● **Exercise material**:
....................

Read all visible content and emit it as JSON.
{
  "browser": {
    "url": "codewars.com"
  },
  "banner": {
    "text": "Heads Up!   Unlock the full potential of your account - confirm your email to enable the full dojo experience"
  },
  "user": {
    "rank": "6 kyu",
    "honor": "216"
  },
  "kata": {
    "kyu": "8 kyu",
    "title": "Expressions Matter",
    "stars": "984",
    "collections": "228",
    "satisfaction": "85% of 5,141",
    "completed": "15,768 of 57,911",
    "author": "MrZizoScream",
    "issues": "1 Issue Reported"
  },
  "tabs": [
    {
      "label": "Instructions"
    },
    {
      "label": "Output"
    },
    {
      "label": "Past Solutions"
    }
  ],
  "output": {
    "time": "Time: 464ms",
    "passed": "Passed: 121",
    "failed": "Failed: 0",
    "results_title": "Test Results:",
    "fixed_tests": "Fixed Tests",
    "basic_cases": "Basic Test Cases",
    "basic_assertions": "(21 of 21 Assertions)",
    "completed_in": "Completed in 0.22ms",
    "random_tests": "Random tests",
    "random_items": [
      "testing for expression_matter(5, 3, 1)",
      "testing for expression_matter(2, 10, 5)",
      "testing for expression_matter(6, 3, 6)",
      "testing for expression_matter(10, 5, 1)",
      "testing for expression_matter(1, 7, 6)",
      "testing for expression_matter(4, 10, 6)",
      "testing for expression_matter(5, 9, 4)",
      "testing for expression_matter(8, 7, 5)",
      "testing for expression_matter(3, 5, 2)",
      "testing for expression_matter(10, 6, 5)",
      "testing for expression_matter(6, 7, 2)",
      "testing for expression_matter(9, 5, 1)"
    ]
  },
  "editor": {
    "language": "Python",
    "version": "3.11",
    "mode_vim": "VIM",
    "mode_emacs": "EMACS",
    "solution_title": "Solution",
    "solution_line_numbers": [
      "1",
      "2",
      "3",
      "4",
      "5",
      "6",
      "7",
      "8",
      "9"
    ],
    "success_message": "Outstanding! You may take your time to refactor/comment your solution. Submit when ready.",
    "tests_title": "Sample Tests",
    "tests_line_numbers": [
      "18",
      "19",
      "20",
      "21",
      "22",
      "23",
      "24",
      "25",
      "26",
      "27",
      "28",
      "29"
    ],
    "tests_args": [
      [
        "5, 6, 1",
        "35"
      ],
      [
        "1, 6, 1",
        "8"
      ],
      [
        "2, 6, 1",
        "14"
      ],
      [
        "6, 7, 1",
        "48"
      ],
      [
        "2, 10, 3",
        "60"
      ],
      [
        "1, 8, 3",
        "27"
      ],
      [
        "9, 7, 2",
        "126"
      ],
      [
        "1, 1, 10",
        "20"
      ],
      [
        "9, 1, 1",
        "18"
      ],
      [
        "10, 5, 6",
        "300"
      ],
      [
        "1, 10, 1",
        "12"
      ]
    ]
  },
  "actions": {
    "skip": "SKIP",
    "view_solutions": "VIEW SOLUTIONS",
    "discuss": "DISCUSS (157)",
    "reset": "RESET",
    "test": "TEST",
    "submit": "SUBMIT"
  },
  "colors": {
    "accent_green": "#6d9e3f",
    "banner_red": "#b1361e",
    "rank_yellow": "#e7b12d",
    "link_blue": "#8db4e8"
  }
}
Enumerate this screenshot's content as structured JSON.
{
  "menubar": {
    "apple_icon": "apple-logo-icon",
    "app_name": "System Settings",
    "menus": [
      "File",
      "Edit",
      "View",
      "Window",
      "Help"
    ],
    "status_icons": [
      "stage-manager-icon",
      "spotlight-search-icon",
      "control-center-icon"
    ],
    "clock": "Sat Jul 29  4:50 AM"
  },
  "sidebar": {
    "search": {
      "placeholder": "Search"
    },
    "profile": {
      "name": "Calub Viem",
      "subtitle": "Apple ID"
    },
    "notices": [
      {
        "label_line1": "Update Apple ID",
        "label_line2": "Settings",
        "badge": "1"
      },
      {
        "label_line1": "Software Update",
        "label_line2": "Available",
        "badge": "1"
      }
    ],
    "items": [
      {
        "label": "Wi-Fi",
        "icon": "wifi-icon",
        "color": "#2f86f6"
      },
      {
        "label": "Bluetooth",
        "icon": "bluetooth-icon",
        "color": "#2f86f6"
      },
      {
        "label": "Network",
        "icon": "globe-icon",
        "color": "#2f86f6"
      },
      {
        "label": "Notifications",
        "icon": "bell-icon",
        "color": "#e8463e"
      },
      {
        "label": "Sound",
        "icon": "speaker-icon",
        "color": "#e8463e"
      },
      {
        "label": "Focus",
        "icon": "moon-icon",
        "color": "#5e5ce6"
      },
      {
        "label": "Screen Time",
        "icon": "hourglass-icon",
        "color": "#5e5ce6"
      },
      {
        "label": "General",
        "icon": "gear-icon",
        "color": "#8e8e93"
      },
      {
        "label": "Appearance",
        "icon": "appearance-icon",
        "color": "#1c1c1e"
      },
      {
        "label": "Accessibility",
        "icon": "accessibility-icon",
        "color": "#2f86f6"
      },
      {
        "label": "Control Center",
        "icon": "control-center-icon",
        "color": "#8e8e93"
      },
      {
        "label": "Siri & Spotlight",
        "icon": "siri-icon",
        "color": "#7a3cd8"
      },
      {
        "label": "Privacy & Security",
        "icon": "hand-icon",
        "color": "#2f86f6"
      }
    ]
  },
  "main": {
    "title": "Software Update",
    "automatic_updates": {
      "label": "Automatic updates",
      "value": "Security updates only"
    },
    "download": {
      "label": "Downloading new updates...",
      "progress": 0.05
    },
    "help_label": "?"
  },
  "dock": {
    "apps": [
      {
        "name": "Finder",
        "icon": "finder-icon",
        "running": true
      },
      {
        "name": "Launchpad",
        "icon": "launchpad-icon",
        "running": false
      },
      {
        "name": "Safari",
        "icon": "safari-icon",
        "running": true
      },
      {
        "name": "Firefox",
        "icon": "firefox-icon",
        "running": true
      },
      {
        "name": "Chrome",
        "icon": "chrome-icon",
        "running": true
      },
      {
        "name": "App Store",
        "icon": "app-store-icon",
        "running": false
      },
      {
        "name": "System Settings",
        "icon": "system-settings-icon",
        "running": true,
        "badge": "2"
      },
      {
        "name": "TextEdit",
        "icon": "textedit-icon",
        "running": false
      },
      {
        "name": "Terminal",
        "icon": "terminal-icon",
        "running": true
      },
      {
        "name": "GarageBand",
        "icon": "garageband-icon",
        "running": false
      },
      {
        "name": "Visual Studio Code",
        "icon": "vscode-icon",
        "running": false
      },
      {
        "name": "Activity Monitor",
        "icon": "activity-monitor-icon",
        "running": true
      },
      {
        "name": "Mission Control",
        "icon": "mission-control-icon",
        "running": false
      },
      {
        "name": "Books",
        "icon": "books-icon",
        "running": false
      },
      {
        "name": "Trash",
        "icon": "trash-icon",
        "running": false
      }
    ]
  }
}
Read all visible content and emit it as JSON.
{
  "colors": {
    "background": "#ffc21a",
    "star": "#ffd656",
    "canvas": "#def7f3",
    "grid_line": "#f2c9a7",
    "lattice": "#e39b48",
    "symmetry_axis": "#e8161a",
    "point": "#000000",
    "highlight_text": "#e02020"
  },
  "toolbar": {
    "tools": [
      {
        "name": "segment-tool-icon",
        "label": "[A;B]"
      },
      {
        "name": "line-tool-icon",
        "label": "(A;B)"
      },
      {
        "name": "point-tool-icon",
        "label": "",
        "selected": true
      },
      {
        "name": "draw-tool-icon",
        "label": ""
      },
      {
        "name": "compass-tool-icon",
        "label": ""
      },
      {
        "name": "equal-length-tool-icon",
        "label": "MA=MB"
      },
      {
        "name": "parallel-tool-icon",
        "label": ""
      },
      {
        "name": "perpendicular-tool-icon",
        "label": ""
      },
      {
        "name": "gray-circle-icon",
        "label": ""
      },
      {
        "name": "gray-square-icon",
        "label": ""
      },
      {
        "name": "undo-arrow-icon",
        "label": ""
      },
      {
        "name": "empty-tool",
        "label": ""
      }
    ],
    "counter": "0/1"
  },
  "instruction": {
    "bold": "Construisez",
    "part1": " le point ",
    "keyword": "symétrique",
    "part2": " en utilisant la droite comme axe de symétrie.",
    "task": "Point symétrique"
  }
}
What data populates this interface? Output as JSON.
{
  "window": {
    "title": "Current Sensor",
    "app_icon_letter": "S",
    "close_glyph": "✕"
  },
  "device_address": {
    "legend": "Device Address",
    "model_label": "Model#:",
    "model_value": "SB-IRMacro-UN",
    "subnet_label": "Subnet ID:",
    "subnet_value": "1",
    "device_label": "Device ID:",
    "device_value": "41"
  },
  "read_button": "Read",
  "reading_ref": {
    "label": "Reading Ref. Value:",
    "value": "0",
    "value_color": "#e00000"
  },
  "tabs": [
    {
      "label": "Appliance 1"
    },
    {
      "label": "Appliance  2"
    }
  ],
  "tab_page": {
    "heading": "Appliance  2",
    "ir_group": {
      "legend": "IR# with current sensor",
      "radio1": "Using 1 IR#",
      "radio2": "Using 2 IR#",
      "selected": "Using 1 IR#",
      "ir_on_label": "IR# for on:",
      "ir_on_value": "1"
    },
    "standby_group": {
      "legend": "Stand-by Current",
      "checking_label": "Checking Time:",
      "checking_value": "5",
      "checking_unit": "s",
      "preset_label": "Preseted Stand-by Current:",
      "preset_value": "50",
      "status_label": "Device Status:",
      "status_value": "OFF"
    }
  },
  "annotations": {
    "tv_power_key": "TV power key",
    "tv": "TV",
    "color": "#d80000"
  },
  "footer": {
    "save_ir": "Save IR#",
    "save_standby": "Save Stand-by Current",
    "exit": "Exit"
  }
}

....................

● **Exercise task**: Examine the data above and state how many of its lines contain the word "testing", with no further remarks.

● **The solution**: 12